— Begin —

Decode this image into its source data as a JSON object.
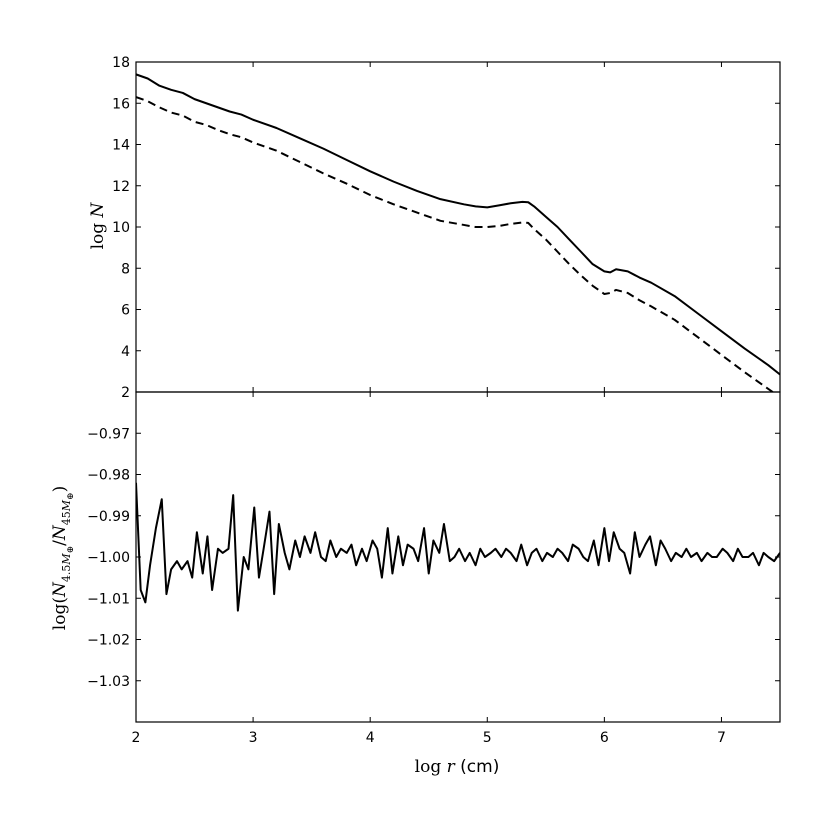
{
  "chart_data": [
    {
      "type": "line",
      "xlabel": "log r (cm)",
      "ylabel": "log N",
      "xlim": [
        2,
        7.5
      ],
      "ylim": [
        2,
        18
      ],
      "xticks": [
        2,
        3,
        4,
        5,
        6,
        7
      ],
      "yticks": [
        2,
        4,
        6,
        8,
        10,
        12,
        14,
        16,
        18
      ],
      "ytick_labels": [
        "2",
        "4",
        "6",
        "8",
        "10",
        "12",
        "14",
        "16",
        "18"
      ],
      "show_xtick_labels": false,
      "grid": false,
      "legend": "none",
      "series": [
        {
          "style": "solid",
          "color": "#000000",
          "x": [
            2.0,
            2.1,
            2.2,
            2.3,
            2.4,
            2.5,
            2.6,
            2.7,
            2.8,
            2.9,
            3.0,
            3.2,
            3.4,
            3.6,
            3.8,
            4.0,
            4.2,
            4.4,
            4.6,
            4.8,
            4.9,
            5.0,
            5.1,
            5.2,
            5.3,
            5.35,
            5.4,
            5.5,
            5.6,
            5.7,
            5.8,
            5.9,
            6.0,
            6.05,
            6.1,
            6.2,
            6.3,
            6.4,
            6.6,
            6.8,
            7.0,
            7.2,
            7.4,
            7.5
          ],
          "y": [
            17.4,
            17.2,
            16.85,
            16.65,
            16.5,
            16.2,
            16.0,
            15.8,
            15.6,
            15.45,
            15.2,
            14.8,
            14.3,
            13.8,
            13.25,
            12.7,
            12.2,
            11.75,
            11.35,
            11.1,
            11.0,
            10.95,
            11.05,
            11.15,
            11.22,
            11.2,
            11.0,
            10.5,
            10.0,
            9.4,
            8.8,
            8.2,
            7.85,
            7.8,
            7.95,
            7.85,
            7.55,
            7.3,
            6.65,
            5.8,
            4.95,
            4.1,
            3.3,
            2.85
          ]
        },
        {
          "style": "dashed",
          "color": "#000000",
          "x": [
            2.0,
            2.1,
            2.2,
            2.3,
            2.4,
            2.5,
            2.6,
            2.7,
            2.8,
            2.9,
            3.0,
            3.2,
            3.4,
            3.6,
            3.8,
            4.0,
            4.2,
            4.4,
            4.6,
            4.8,
            4.9,
            5.0,
            5.1,
            5.2,
            5.3,
            5.35,
            5.4,
            5.5,
            5.6,
            5.7,
            5.8,
            5.9,
            6.0,
            6.05,
            6.1,
            6.2,
            6.3,
            6.4,
            6.6,
            6.8,
            7.0,
            7.2,
            7.4,
            7.5
          ],
          "y": [
            16.3,
            16.1,
            15.8,
            15.55,
            15.4,
            15.1,
            14.95,
            14.7,
            14.5,
            14.35,
            14.1,
            13.7,
            13.15,
            12.6,
            12.1,
            11.55,
            11.1,
            10.7,
            10.3,
            10.1,
            10.0,
            10.0,
            10.05,
            10.15,
            10.22,
            10.2,
            9.9,
            9.4,
            8.8,
            8.2,
            7.65,
            7.15,
            6.75,
            6.8,
            6.95,
            6.8,
            6.45,
            6.15,
            5.5,
            4.65,
            3.8,
            2.95,
            2.15,
            1.75
          ]
        }
      ]
    },
    {
      "type": "line",
      "xlabel": "log r (cm)",
      "ylabel": "log(N_{4.5M⊕}/N_{45M⊕})",
      "xlim": [
        2,
        7.5
      ],
      "ylim": [
        -1.04,
        -0.96
      ],
      "xticks": [
        2,
        3,
        4,
        5,
        6,
        7
      ],
      "xtick_labels": [
        "2",
        "3",
        "4",
        "5",
        "6",
        "7"
      ],
      "yticks": [
        -1.03,
        -1.02,
        -1.01,
        -1.0,
        -0.99,
        -0.98,
        -0.97
      ],
      "ytick_labels": [
        "−1.03",
        "−1.02",
        "−1.01",
        "−1.00",
        "−0.99",
        "−0.98",
        "−0.97"
      ],
      "grid": false,
      "legend": "none",
      "series": [
        {
          "style": "solid",
          "color": "#000000",
          "x": [
            2.0,
            2.04,
            2.08,
            2.12,
            2.17,
            2.22,
            2.26,
            2.3,
            2.35,
            2.39,
            2.44,
            2.48,
            2.52,
            2.57,
            2.61,
            2.65,
            2.7,
            2.74,
            2.79,
            2.83,
            2.87,
            2.92,
            2.96,
            3.01,
            3.05,
            3.09,
            3.14,
            3.18,
            3.22,
            3.27,
            3.31,
            3.36,
            3.4,
            3.44,
            3.49,
            3.53,
            3.58,
            3.62,
            3.66,
            3.71,
            3.75,
            3.8,
            3.84,
            3.88,
            3.93,
            3.97,
            4.02,
            4.06,
            4.1,
            4.15,
            4.19,
            4.24,
            4.28,
            4.32,
            4.37,
            4.41,
            4.46,
            4.5,
            4.54,
            4.59,
            4.63,
            4.68,
            4.72,
            4.76,
            4.81,
            4.85,
            4.9,
            4.94,
            4.98,
            5.03,
            5.07,
            5.12,
            5.16,
            5.2,
            5.25,
            5.29,
            5.34,
            5.38,
            5.42,
            5.47,
            5.51,
            5.56,
            5.6,
            5.64,
            5.69,
            5.73,
            5.78,
            5.82,
            5.86,
            5.91,
            5.95,
            6.0,
            6.04,
            6.08,
            6.13,
            6.17,
            6.22,
            6.26,
            6.3,
            6.35,
            6.39,
            6.44,
            6.48,
            6.52,
            6.57,
            6.61,
            6.66,
            6.7,
            6.74,
            6.79,
            6.83,
            6.88,
            6.92,
            6.96,
            7.01,
            7.05,
            7.1,
            7.14,
            7.18,
            7.23,
            7.27,
            7.32,
            7.36,
            7.4,
            7.45,
            7.5
          ],
          "y": [
            -0.982,
            -1.008,
            -1.011,
            -1.002,
            -0.993,
            -0.986,
            -1.009,
            -1.003,
            -1.001,
            -1.003,
            -1.001,
            -1.005,
            -0.994,
            -1.004,
            -0.995,
            -1.008,
            -0.998,
            -0.999,
            -0.998,
            -0.985,
            -1.013,
            -1.0,
            -1.003,
            -0.988,
            -1.005,
            -0.998,
            -0.989,
            -1.009,
            -0.992,
            -0.999,
            -1.003,
            -0.996,
            -1.0,
            -0.995,
            -0.999,
            -0.994,
            -1.0,
            -1.001,
            -0.996,
            -1.0,
            -0.998,
            -0.999,
            -0.997,
            -1.002,
            -0.998,
            -1.001,
            -0.996,
            -0.998,
            -1.005,
            -0.993,
            -1.004,
            -0.995,
            -1.002,
            -0.997,
            -0.998,
            -1.001,
            -0.993,
            -1.004,
            -0.996,
            -0.999,
            -0.992,
            -1.001,
            -1.0,
            -0.998,
            -1.001,
            -0.999,
            -1.002,
            -0.998,
            -1.0,
            -0.999,
            -0.998,
            -1.0,
            -0.998,
            -0.999,
            -1.001,
            -0.997,
            -1.002,
            -0.999,
            -0.998,
            -1.001,
            -0.999,
            -1.0,
            -0.998,
            -0.999,
            -1.001,
            -0.997,
            -0.998,
            -1.0,
            -1.001,
            -0.996,
            -1.002,
            -0.993,
            -1.001,
            -0.994,
            -0.998,
            -0.999,
            -1.004,
            -0.994,
            -1.0,
            -0.997,
            -0.995,
            -1.002,
            -0.996,
            -0.998,
            -1.001,
            -0.999,
            -1.0,
            -0.998,
            -1.0,
            -0.999,
            -1.001,
            -0.999,
            -1.0,
            -1.0,
            -0.998,
            -0.999,
            -1.001,
            -0.998,
            -1.0,
            -1.0,
            -0.999,
            -1.002,
            -0.999,
            -1.0,
            -1.001,
            -0.999
          ]
        }
      ]
    }
  ]
}
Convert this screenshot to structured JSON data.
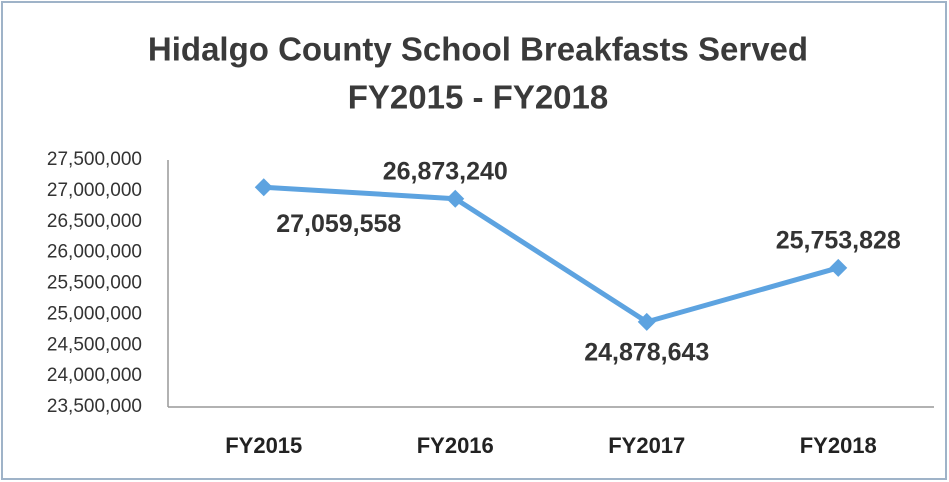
{
  "chart_data": {
    "type": "line",
    "title": "Hidalgo County School Breakfasts Served",
    "subtitle": "FY2015 - FY2018",
    "categories": [
      "FY2015",
      "FY2016",
      "FY2017",
      "FY2018"
    ],
    "values": [
      27059558,
      26873240,
      24878643,
      25753828
    ],
    "value_labels": [
      "27,059,558",
      "26,873,240",
      "24,878,643",
      "25,753,828"
    ],
    "color": "#5da3e0",
    "ylim": [
      23500000,
      27500000
    ],
    "yticks": [
      {
        "value": 23500000,
        "label": "23,500,000"
      },
      {
        "value": 24000000,
        "label": "24,000,000"
      },
      {
        "value": 24500000,
        "label": "24,500,000"
      },
      {
        "value": 25000000,
        "label": "25,000,000"
      },
      {
        "value": 25500000,
        "label": "25,500,000"
      },
      {
        "value": 26000000,
        "label": "26,000,000"
      },
      {
        "value": 26500000,
        "label": "26,500,000"
      },
      {
        "value": 27000000,
        "label": "27,000,000"
      },
      {
        "value": 27500000,
        "label": "27,500,000"
      }
    ],
    "grid": false
  }
}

— End —

**Exercise task:**
Take only the line containing "Convert this screenshot" and every line after it to the end of the entries, and copy them exactly, pictures excluded.

**Response to this task:**
Convert this screenshot to structured JSON data.
{
  "chart_data": {
    "type": "line",
    "title": "Hidalgo County School Breakfasts Served",
    "subtitle": "FY2015 - FY2018",
    "categories": [
      "FY2015",
      "FY2016",
      "FY2017",
      "FY2018"
    ],
    "values": [
      27059558,
      26873240,
      24878643,
      25753828
    ],
    "value_labels": [
      "27,059,558",
      "26,873,240",
      "24,878,643",
      "25,753,828"
    ],
    "color": "#5da3e0",
    "ylim": [
      23500000,
      27500000
    ],
    "yticks": [
      {
        "value": 23500000,
        "label": "23,500,000"
      },
      {
        "value": 24000000,
        "label": "24,000,000"
      },
      {
        "value": 24500000,
        "label": "24,500,000"
      },
      {
        "value": 25000000,
        "label": "25,000,000"
      },
      {
        "value": 25500000,
        "label": "25,500,000"
      },
      {
        "value": 26000000,
        "label": "26,000,000"
      },
      {
        "value": 26500000,
        "label": "26,500,000"
      },
      {
        "value": 27000000,
        "label": "27,000,000"
      },
      {
        "value": 27500000,
        "label": "27,500,000"
      }
    ],
    "grid": false
  }
}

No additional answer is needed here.